### Problem details
Write out every entry, unchanged. Skip any picture.

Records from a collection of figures
+++++

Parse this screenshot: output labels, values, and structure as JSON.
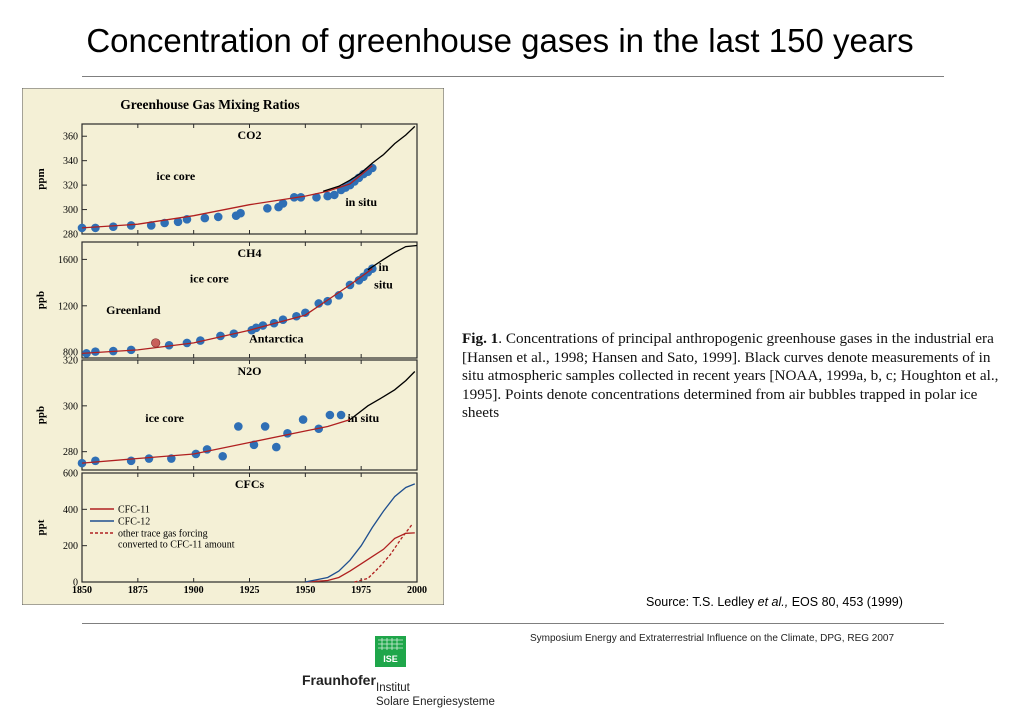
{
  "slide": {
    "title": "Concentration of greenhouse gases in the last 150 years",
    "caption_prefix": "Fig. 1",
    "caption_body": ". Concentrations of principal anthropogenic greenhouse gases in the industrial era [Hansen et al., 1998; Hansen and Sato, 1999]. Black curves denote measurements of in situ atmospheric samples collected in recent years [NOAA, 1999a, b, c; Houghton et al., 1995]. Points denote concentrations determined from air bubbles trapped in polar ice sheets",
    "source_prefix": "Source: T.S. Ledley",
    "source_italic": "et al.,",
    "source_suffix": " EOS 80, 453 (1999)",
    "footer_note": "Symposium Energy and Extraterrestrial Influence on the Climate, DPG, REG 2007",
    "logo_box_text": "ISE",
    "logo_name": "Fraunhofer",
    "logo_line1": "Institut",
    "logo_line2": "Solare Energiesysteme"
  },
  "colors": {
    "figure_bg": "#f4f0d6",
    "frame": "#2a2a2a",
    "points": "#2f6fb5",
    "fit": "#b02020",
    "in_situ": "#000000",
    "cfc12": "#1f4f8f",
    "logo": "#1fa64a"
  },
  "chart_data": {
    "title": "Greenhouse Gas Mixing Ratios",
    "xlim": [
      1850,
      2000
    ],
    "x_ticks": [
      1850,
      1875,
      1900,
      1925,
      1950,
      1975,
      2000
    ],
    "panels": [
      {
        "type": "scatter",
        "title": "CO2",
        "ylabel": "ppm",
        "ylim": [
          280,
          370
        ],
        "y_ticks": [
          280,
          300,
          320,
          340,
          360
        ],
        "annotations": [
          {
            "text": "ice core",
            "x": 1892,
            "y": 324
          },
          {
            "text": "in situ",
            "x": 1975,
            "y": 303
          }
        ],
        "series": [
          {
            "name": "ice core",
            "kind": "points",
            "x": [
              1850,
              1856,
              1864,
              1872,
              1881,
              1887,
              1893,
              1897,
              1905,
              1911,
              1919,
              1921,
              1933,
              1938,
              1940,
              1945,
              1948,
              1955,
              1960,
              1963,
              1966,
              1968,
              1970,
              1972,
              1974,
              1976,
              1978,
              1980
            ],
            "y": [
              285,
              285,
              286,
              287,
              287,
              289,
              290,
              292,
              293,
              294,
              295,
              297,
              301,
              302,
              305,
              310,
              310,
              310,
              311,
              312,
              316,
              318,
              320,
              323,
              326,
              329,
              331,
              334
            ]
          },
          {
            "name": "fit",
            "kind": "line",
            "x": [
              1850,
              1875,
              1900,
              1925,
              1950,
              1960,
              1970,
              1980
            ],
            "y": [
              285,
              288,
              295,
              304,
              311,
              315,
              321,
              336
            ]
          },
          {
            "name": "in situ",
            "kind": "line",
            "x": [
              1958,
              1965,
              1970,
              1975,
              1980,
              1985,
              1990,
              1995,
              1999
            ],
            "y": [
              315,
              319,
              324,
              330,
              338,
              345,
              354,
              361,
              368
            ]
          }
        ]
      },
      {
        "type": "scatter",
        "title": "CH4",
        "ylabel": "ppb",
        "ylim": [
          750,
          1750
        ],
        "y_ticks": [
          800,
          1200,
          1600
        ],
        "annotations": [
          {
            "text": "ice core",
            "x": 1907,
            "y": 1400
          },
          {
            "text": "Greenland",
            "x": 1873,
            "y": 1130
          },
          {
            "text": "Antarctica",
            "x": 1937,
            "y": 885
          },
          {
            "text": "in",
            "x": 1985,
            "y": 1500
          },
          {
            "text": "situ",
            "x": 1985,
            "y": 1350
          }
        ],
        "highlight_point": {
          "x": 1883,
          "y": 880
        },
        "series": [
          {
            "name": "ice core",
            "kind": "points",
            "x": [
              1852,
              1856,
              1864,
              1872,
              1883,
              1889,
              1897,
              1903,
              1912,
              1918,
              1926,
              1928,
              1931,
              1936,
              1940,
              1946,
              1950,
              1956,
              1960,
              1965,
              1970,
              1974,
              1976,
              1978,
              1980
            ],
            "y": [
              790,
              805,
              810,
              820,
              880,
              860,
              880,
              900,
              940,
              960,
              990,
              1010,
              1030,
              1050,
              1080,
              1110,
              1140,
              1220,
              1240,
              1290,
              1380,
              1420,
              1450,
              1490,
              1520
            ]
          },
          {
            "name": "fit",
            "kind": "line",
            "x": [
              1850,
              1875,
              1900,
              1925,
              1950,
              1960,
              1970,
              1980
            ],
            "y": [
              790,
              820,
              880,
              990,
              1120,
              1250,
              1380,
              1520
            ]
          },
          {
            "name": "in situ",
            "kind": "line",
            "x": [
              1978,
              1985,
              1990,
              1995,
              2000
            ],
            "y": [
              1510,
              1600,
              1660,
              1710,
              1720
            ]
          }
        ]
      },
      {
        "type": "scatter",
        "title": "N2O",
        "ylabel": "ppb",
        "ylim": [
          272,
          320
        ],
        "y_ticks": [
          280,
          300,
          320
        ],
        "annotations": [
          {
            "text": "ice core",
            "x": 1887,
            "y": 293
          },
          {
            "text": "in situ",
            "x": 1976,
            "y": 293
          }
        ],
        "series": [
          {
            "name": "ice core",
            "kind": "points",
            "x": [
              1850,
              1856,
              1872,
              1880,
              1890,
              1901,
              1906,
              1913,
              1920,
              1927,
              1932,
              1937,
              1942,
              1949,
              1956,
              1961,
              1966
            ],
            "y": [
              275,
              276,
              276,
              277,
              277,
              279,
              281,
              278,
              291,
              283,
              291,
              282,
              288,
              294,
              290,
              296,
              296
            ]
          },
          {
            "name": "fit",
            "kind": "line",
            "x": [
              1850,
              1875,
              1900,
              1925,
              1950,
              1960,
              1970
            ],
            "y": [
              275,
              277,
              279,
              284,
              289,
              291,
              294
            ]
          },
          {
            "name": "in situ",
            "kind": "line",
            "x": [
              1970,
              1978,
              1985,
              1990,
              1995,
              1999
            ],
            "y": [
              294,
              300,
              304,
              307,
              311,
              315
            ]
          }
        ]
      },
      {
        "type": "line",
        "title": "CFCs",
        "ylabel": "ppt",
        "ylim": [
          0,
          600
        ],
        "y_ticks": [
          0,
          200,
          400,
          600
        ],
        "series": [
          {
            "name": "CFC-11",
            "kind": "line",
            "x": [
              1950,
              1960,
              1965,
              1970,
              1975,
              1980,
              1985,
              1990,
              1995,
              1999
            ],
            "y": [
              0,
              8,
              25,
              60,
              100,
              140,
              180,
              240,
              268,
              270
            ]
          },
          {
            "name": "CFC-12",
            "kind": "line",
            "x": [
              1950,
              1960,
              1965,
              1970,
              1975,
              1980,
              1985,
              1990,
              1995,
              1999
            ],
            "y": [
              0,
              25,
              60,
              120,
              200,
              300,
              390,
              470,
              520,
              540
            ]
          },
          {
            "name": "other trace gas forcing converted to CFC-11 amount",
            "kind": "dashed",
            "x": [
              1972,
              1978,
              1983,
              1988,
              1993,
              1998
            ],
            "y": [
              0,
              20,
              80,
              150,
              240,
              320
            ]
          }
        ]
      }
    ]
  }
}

+++++

### Task output
Parse this screenshot: output labels, values, and structure as JSON.
{
  "slide": {
    "title": "Concentration of greenhouse gases in the last 150 years",
    "caption_prefix": "Fig. 1",
    "caption_body": ". Concentrations of principal anthropogenic greenhouse gases in the industrial era [Hansen et al., 1998; Hansen and Sato, 1999]. Black curves denote measurements of in situ atmospheric samples collected in recent years [NOAA, 1999a, b, c; Houghton et al., 1995]. Points denote concentrations determined from air bubbles trapped in polar ice sheets",
    "source_prefix": "Source: T.S. Ledley",
    "source_italic": "et al.,",
    "source_suffix": " EOS 80, 453 (1999)",
    "footer_note": "Symposium Energy and Extraterrestrial Influence on the Climate, DPG, REG 2007",
    "logo_box_text": "ISE",
    "logo_name": "Fraunhofer",
    "logo_line1": "Institut",
    "logo_line2": "Solare Energiesysteme"
  },
  "colors": {
    "figure_bg": "#f4f0d6",
    "frame": "#2a2a2a",
    "points": "#2f6fb5",
    "fit": "#b02020",
    "in_situ": "#000000",
    "cfc12": "#1f4f8f",
    "logo": "#1fa64a"
  },
  "chart_data": {
    "title": "Greenhouse Gas Mixing Ratios",
    "xlim": [
      1850,
      2000
    ],
    "x_ticks": [
      1850,
      1875,
      1900,
      1925,
      1950,
      1975,
      2000
    ],
    "panels": [
      {
        "type": "scatter",
        "title": "CO2",
        "ylabel": "ppm",
        "ylim": [
          280,
          370
        ],
        "y_ticks": [
          280,
          300,
          320,
          340,
          360
        ],
        "annotations": [
          {
            "text": "ice core",
            "x": 1892,
            "y": 324
          },
          {
            "text": "in situ",
            "x": 1975,
            "y": 303
          }
        ],
        "series": [
          {
            "name": "ice core",
            "kind": "points",
            "x": [
              1850,
              1856,
              1864,
              1872,
              1881,
              1887,
              1893,
              1897,
              1905,
              1911,
              1919,
              1921,
              1933,
              1938,
              1940,
              1945,
              1948,
              1955,
              1960,
              1963,
              1966,
              1968,
              1970,
              1972,
              1974,
              1976,
              1978,
              1980
            ],
            "y": [
              285,
              285,
              286,
              287,
              287,
              289,
              290,
              292,
              293,
              294,
              295,
              297,
              301,
              302,
              305,
              310,
              310,
              310,
              311,
              312,
              316,
              318,
              320,
              323,
              326,
              329,
              331,
              334
            ]
          },
          {
            "name": "fit",
            "kind": "line",
            "x": [
              1850,
              1875,
              1900,
              1925,
              1950,
              1960,
              1970,
              1980
            ],
            "y": [
              285,
              288,
              295,
              304,
              311,
              315,
              321,
              336
            ]
          },
          {
            "name": "in situ",
            "kind": "line",
            "x": [
              1958,
              1965,
              1970,
              1975,
              1980,
              1985,
              1990,
              1995,
              1999
            ],
            "y": [
              315,
              319,
              324,
              330,
              338,
              345,
              354,
              361,
              368
            ]
          }
        ]
      },
      {
        "type": "scatter",
        "title": "CH4",
        "ylabel": "ppb",
        "ylim": [
          750,
          1750
        ],
        "y_ticks": [
          800,
          1200,
          1600
        ],
        "annotations": [
          {
            "text": "ice core",
            "x": 1907,
            "y": 1400
          },
          {
            "text": "Greenland",
            "x": 1873,
            "y": 1130
          },
          {
            "text": "Antarctica",
            "x": 1937,
            "y": 885
          },
          {
            "text": "in",
            "x": 1985,
            "y": 1500
          },
          {
            "text": "situ",
            "x": 1985,
            "y": 1350
          }
        ],
        "highlight_point": {
          "x": 1883,
          "y": 880
        },
        "series": [
          {
            "name": "ice core",
            "kind": "points",
            "x": [
              1852,
              1856,
              1864,
              1872,
              1883,
              1889,
              1897,
              1903,
              1912,
              1918,
              1926,
              1928,
              1931,
              1936,
              1940,
              1946,
              1950,
              1956,
              1960,
              1965,
              1970,
              1974,
              1976,
              1978,
              1980
            ],
            "y": [
              790,
              805,
              810,
              820,
              880,
              860,
              880,
              900,
              940,
              960,
              990,
              1010,
              1030,
              1050,
              1080,
              1110,
              1140,
              1220,
              1240,
              1290,
              1380,
              1420,
              1450,
              1490,
              1520
            ]
          },
          {
            "name": "fit",
            "kind": "line",
            "x": [
              1850,
              1875,
              1900,
              1925,
              1950,
              1960,
              1970,
              1980
            ],
            "y": [
              790,
              820,
              880,
              990,
              1120,
              1250,
              1380,
              1520
            ]
          },
          {
            "name": "in situ",
            "kind": "line",
            "x": [
              1978,
              1985,
              1990,
              1995,
              2000
            ],
            "y": [
              1510,
              1600,
              1660,
              1710,
              1720
            ]
          }
        ]
      },
      {
        "type": "scatter",
        "title": "N2O",
        "ylabel": "ppb",
        "ylim": [
          272,
          320
        ],
        "y_ticks": [
          280,
          300,
          320
        ],
        "annotations": [
          {
            "text": "ice core",
            "x": 1887,
            "y": 293
          },
          {
            "text": "in situ",
            "x": 1976,
            "y": 293
          }
        ],
        "series": [
          {
            "name": "ice core",
            "kind": "points",
            "x": [
              1850,
              1856,
              1872,
              1880,
              1890,
              1901,
              1906,
              1913,
              1920,
              1927,
              1932,
              1937,
              1942,
              1949,
              1956,
              1961,
              1966
            ],
            "y": [
              275,
              276,
              276,
              277,
              277,
              279,
              281,
              278,
              291,
              283,
              291,
              282,
              288,
              294,
              290,
              296,
              296
            ]
          },
          {
            "name": "fit",
            "kind": "line",
            "x": [
              1850,
              1875,
              1900,
              1925,
              1950,
              1960,
              1970
            ],
            "y": [
              275,
              277,
              279,
              284,
              289,
              291,
              294
            ]
          },
          {
            "name": "in situ",
            "kind": "line",
            "x": [
              1970,
              1978,
              1985,
              1990,
              1995,
              1999
            ],
            "y": [
              294,
              300,
              304,
              307,
              311,
              315
            ]
          }
        ]
      },
      {
        "type": "line",
        "title": "CFCs",
        "ylabel": "ppt",
        "ylim": [
          0,
          600
        ],
        "y_ticks": [
          0,
          200,
          400,
          600
        ],
        "series": [
          {
            "name": "CFC-11",
            "kind": "line",
            "x": [
              1950,
              1960,
              1965,
              1970,
              1975,
              1980,
              1985,
              1990,
              1995,
              1999
            ],
            "y": [
              0,
              8,
              25,
              60,
              100,
              140,
              180,
              240,
              268,
              270
            ]
          },
          {
            "name": "CFC-12",
            "kind": "line",
            "x": [
              1950,
              1960,
              1965,
              1970,
              1975,
              1980,
              1985,
              1990,
              1995,
              1999
            ],
            "y": [
              0,
              25,
              60,
              120,
              200,
              300,
              390,
              470,
              520,
              540
            ]
          },
          {
            "name": "other trace gas forcing converted to CFC-11 amount",
            "kind": "dashed",
            "x": [
              1972,
              1978,
              1983,
              1988,
              1993,
              1998
            ],
            "y": [
              0,
              20,
              80,
              150,
              240,
              320
            ]
          }
        ]
      }
    ]
  }
}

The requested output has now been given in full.